▶ [Description of the task] Write out exactly the lines below that run from the line containing "Extract all readable text from this page." through the last line of the records.

▶ [Available records]
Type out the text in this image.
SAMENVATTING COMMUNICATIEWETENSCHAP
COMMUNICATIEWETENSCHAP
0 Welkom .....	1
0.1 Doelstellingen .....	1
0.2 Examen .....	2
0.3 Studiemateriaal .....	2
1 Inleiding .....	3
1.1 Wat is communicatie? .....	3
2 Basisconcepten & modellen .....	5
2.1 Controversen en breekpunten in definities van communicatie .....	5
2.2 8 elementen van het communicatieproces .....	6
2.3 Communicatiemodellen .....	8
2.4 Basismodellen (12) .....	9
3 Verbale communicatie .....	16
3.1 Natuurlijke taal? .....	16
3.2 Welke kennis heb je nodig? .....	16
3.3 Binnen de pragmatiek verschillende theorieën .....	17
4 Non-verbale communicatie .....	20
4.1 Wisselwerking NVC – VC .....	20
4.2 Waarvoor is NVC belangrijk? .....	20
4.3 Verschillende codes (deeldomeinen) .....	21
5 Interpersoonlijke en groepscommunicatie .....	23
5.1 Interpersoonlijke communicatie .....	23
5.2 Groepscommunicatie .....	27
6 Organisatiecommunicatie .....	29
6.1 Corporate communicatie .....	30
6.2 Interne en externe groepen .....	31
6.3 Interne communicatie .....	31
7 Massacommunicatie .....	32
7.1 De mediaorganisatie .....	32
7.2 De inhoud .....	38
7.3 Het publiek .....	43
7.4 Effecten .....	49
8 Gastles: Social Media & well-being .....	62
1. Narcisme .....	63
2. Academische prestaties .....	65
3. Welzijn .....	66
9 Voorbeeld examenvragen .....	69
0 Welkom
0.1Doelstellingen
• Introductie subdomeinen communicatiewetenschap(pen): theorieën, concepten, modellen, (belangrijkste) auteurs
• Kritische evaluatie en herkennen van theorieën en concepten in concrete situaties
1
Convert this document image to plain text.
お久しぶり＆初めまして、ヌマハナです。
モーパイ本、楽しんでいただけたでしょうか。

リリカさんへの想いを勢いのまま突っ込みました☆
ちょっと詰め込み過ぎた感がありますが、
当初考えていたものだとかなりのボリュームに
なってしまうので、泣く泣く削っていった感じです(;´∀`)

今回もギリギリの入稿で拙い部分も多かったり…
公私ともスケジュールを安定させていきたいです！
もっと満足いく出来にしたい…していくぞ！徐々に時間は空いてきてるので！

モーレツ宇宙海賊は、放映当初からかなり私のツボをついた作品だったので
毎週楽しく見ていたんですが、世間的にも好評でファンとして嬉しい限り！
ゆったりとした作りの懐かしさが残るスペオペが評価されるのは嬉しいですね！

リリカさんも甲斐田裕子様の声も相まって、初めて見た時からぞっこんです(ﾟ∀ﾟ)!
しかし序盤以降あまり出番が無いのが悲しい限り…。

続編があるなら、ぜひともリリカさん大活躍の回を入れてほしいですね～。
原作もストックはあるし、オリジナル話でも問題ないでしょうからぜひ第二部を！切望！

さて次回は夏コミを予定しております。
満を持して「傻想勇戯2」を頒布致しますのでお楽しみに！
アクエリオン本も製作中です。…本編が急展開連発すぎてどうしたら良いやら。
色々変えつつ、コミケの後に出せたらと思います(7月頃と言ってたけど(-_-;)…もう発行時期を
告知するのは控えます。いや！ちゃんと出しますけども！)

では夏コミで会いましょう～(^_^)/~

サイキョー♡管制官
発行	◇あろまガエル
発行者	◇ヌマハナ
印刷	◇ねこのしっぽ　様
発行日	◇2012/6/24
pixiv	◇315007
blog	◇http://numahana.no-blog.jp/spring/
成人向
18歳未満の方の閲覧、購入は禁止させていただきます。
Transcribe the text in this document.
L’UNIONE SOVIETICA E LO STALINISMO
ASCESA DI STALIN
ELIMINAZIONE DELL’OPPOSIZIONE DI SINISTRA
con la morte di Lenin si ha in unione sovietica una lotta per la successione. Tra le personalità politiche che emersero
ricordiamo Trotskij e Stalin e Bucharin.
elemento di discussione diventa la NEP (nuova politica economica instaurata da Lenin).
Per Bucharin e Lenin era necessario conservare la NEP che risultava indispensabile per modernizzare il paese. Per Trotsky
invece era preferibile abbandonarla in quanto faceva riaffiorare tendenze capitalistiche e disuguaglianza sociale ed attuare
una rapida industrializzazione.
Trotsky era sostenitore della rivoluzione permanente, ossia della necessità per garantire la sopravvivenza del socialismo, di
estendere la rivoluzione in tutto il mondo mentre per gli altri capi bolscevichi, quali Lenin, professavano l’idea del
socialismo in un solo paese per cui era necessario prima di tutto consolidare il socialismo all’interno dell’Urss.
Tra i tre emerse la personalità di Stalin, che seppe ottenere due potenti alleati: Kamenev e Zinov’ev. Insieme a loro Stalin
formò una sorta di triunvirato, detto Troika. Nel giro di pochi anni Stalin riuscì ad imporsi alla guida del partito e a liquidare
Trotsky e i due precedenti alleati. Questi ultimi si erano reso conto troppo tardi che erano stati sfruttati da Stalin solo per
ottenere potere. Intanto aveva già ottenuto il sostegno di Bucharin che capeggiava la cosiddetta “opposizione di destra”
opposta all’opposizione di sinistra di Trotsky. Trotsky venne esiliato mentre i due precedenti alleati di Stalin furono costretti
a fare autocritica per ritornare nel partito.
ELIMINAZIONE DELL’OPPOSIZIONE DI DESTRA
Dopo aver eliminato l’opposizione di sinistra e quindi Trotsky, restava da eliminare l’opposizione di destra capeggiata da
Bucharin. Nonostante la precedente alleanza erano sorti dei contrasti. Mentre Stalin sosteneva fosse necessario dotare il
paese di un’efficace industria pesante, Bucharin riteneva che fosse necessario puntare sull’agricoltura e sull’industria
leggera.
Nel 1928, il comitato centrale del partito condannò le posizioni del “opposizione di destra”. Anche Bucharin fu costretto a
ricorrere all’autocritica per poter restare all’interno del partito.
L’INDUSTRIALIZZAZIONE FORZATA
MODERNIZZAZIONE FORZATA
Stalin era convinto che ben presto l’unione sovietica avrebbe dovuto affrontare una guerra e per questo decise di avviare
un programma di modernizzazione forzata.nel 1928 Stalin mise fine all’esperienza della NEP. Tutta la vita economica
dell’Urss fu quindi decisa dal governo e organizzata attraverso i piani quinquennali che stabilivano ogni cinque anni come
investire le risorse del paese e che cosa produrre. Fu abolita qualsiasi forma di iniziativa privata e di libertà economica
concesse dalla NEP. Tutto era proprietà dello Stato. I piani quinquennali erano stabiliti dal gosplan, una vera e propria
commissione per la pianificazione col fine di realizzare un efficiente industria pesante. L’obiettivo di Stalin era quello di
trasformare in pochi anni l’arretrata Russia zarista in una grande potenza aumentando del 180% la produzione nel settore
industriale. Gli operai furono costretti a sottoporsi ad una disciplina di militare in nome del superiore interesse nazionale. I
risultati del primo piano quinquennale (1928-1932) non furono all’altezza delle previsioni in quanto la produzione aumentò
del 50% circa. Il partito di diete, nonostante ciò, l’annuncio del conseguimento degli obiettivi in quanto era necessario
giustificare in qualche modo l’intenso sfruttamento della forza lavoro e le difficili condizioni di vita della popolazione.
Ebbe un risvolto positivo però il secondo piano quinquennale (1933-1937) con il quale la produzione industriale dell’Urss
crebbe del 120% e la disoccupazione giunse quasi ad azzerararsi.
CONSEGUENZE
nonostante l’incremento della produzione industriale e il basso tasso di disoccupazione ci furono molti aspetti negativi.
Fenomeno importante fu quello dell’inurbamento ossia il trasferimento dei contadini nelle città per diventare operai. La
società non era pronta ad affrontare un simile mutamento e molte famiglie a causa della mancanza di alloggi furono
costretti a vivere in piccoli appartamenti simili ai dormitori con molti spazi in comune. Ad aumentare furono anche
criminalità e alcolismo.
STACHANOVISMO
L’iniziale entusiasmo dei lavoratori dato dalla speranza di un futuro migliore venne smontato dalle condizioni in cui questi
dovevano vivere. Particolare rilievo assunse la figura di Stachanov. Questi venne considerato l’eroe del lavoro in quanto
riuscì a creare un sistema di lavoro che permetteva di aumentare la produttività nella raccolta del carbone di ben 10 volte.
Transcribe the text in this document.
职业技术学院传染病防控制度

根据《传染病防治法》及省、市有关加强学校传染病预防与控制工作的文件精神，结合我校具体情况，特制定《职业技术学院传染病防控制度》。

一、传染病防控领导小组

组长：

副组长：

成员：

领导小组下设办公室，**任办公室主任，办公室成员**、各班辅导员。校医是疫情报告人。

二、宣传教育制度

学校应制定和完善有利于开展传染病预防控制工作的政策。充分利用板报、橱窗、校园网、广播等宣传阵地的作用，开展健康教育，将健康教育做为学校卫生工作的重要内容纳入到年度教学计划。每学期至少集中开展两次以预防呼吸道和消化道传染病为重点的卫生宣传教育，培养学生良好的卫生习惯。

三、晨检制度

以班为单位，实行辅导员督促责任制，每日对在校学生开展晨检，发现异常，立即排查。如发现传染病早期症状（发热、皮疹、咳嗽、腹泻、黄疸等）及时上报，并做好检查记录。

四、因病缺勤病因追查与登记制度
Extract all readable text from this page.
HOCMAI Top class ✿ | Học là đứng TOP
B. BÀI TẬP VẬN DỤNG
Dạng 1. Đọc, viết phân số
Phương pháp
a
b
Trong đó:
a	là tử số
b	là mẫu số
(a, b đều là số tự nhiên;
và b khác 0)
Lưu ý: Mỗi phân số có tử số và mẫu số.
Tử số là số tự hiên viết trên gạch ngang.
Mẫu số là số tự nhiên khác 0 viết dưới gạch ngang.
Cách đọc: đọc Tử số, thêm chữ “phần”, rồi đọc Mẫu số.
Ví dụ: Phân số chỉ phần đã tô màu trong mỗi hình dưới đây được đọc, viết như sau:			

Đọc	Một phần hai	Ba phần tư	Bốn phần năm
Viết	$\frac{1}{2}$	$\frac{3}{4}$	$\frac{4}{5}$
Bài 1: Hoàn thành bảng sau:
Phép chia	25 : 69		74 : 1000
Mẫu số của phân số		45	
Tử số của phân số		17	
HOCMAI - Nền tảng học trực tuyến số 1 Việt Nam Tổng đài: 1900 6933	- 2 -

▶ [Exercise solution]
Extract all readable text from this page.
HOCMAI Top class ✿ | Học là đứng TOP
B. BÀI TẬP VẬN DỤNG
Dạng 1. Đọc, viết phân số
Phương pháp
a
b
Trong đó:
a	là tử số
b	là mẫu số
(a, b đều là số tự nhiên;
và b khác 0)
Lưu ý: Mỗi phân số có tử số và mẫu số.
Tử số là số tự hiên viết trên gạch ngang.
Mẫu số là số tự nhiên khác 0 viết dưới gạch ngang.
Cách đọc: đọc Tử số, thêm chữ “phần”, rồi đọc Mẫu số.
Ví dụ: Phân số chỉ phần đã tô màu trong mỗi hình dưới đây được đọc, viết như sau:			

Đọc	Một phần hai	Ba phần tư	Bốn phần năm
Viết	$\frac{1}{2}$	$\frac{3}{4}$	$\frac{4}{5}$
Bài 1: Hoàn thành bảng sau:
Phép chia	25 : 69		74 : 1000
Mẫu số của phân số		45	
Tử số của phân số		17	
HOCMAI - Nền tảng học trực tuyến số 1 Việt Nam Tổng đài: 1900 6933	- 2 -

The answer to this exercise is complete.